─── Dataset content

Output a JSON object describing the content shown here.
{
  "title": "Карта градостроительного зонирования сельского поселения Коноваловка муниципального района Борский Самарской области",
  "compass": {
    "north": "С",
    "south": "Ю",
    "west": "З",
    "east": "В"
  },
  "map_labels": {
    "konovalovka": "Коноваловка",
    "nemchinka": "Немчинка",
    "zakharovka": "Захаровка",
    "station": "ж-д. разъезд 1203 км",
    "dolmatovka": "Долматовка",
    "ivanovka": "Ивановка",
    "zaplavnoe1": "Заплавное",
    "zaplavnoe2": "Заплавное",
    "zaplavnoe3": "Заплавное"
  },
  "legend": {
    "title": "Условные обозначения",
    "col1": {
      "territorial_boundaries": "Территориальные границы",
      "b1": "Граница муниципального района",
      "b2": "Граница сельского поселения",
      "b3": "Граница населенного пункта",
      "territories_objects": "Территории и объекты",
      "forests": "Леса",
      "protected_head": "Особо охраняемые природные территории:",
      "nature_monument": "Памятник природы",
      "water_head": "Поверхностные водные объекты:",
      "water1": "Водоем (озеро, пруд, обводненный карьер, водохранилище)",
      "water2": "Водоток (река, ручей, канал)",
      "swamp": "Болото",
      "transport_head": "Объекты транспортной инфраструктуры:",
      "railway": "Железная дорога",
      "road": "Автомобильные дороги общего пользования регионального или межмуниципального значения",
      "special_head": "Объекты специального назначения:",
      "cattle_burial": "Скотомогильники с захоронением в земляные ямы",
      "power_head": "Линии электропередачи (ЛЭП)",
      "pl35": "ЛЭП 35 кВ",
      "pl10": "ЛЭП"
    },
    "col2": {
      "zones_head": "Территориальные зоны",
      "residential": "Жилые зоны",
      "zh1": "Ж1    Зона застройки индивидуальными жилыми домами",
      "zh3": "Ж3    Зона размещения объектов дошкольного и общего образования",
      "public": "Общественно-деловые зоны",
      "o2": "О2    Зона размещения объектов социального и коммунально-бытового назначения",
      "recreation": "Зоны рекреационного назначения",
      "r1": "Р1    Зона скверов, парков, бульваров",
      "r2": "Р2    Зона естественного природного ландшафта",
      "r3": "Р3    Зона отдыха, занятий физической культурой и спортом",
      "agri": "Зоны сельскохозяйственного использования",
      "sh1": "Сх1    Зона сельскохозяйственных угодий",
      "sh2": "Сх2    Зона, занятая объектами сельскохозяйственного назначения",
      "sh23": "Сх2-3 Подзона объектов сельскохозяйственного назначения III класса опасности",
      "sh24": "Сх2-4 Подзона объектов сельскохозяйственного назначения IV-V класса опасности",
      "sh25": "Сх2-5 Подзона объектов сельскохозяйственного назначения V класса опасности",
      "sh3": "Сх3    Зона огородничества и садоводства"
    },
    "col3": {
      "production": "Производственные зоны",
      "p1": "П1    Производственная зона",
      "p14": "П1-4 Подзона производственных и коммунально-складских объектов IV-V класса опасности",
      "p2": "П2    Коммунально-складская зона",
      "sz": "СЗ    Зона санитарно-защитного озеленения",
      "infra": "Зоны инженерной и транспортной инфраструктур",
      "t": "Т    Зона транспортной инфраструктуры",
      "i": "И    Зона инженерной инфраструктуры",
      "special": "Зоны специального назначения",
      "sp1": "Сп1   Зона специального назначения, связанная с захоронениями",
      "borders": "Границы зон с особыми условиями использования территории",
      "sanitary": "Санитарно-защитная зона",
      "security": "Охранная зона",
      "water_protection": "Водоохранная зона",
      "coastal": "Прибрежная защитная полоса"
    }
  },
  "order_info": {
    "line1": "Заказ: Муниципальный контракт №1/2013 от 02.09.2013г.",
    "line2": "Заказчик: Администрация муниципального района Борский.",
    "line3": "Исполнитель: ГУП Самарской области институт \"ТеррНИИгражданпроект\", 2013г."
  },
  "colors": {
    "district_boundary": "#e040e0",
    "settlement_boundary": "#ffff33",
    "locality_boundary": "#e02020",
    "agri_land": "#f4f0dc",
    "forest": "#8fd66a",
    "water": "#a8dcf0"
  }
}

──────

● The problem: For each line above that contains the word "поселения", copy that line.

● Reply to the task:
  "title": "Карта градостроительного зонирования сельского поселения Коноваловка муниципального района Борский Самарской области",
      "b2": "Граница сельского поселения",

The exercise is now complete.